#### YOUR TASK
Quote the listing in full, exactly as given, minus any pictures.
** START MATERIAL **
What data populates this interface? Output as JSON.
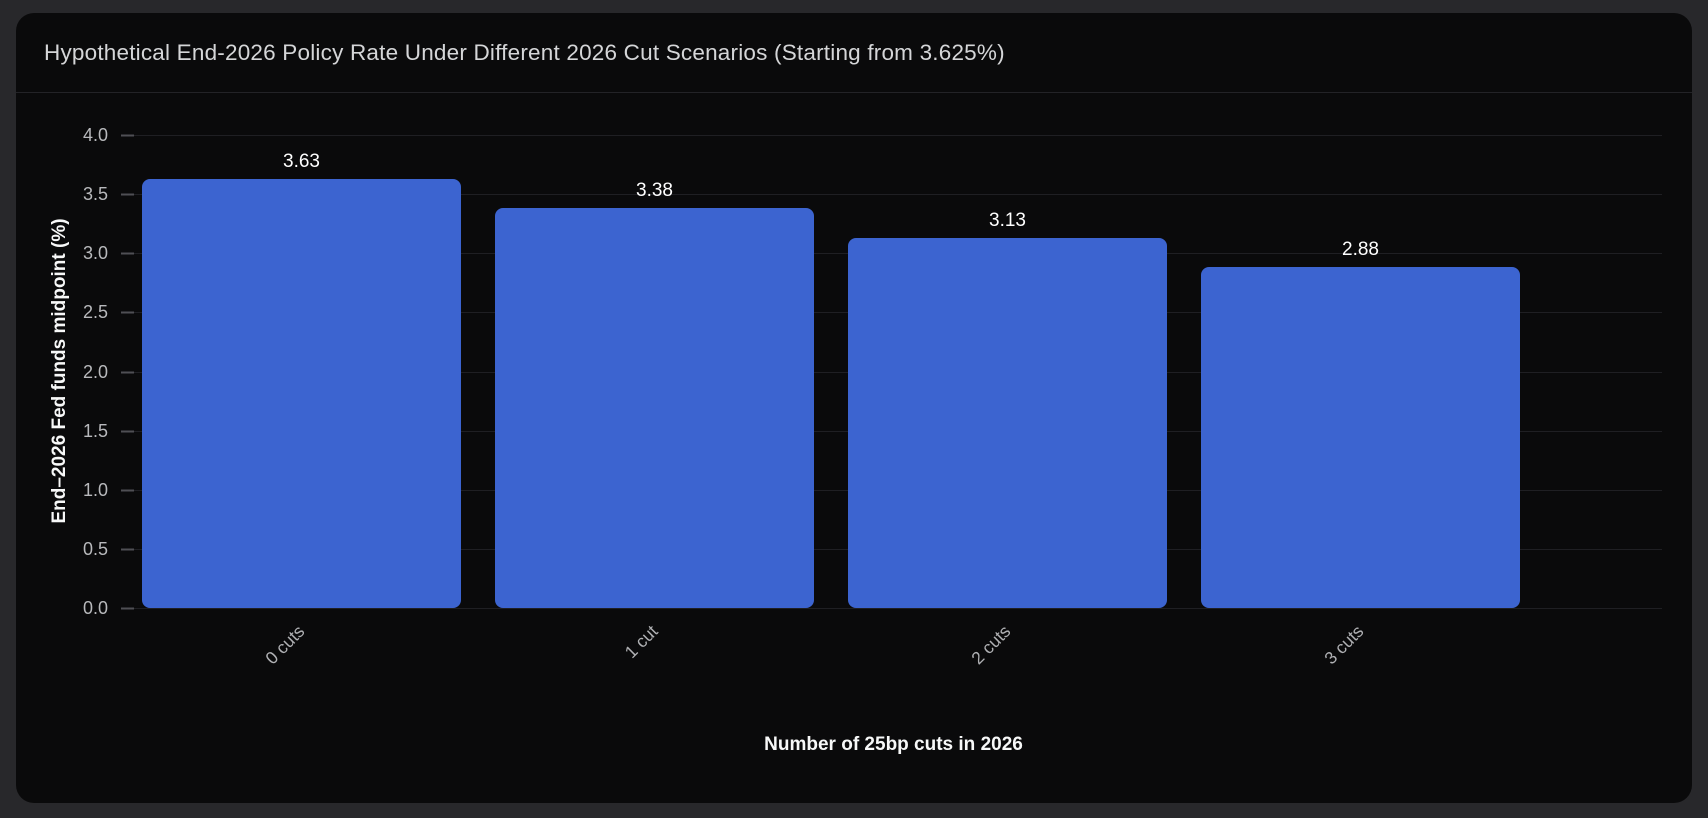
{
  "header": {
    "title": "Hypothetical End-2026 Policy Rate Under Different 2026 Cut Scenarios (Starting from 3.625%)"
  },
  "chart_data": {
    "type": "bar",
    "title": "Hypothetical End-2026 Policy Rate Under Different 2026 Cut Scenarios (Starting from 3.625%)",
    "categories": [
      "0 cuts",
      "1 cut",
      "2 cuts",
      "3 cuts"
    ],
    "values": [
      3.63,
      3.38,
      3.13,
      2.88
    ],
    "bar_labels": [
      "3.63",
      "3.38",
      "3.13",
      "2.88"
    ],
    "xlabel": "Number of 25bp cuts in 2026",
    "ylabel": "End–2026 Fed funds midpoint (%)",
    "ylim": [
      0,
      4
    ],
    "yticks": [
      "4.0",
      "3.5",
      "3.0",
      "2.5",
      "2.0",
      "1.5",
      "1.0",
      "0.5",
      "0.0"
    ],
    "grid": true,
    "legend": false,
    "colors": {
      "bar": "#3c64d0",
      "page_background": "#28282b",
      "card_background": "#0a0a0b",
      "gridline": "#1f1f23",
      "tick_text": "#b8b9bc",
      "title_text": "#d5d6d8",
      "label_text": "#ffffff"
    }
  }
}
** END MATERIAL **
#### SOLUTION FOR THIS EXERCISE
What data populates this interface? Output as JSON.
{
  "header": {
    "title": "Hypothetical End-2026 Policy Rate Under Different 2026 Cut Scenarios (Starting from 3.625%)"
  },
  "chart_data": {
    "type": "bar",
    "title": "Hypothetical End-2026 Policy Rate Under Different 2026 Cut Scenarios (Starting from 3.625%)",
    "categories": [
      "0 cuts",
      "1 cut",
      "2 cuts",
      "3 cuts"
    ],
    "values": [
      3.63,
      3.38,
      3.13,
      2.88
    ],
    "bar_labels": [
      "3.63",
      "3.38",
      "3.13",
      "2.88"
    ],
    "xlabel": "Number of 25bp cuts in 2026",
    "ylabel": "End–2026 Fed funds midpoint (%)",
    "ylim": [
      0,
      4
    ],
    "yticks": [
      "4.0",
      "3.5",
      "3.0",
      "2.5",
      "2.0",
      "1.5",
      "1.0",
      "0.5",
      "0.0"
    ],
    "grid": true,
    "legend": false,
    "colors": {
      "bar": "#3c64d0",
      "page_background": "#28282b",
      "card_background": "#0a0a0b",
      "gridline": "#1f1f23",
      "tick_text": "#b8b9bc",
      "title_text": "#d5d6d8",
      "label_text": "#ffffff"
    }
  }
}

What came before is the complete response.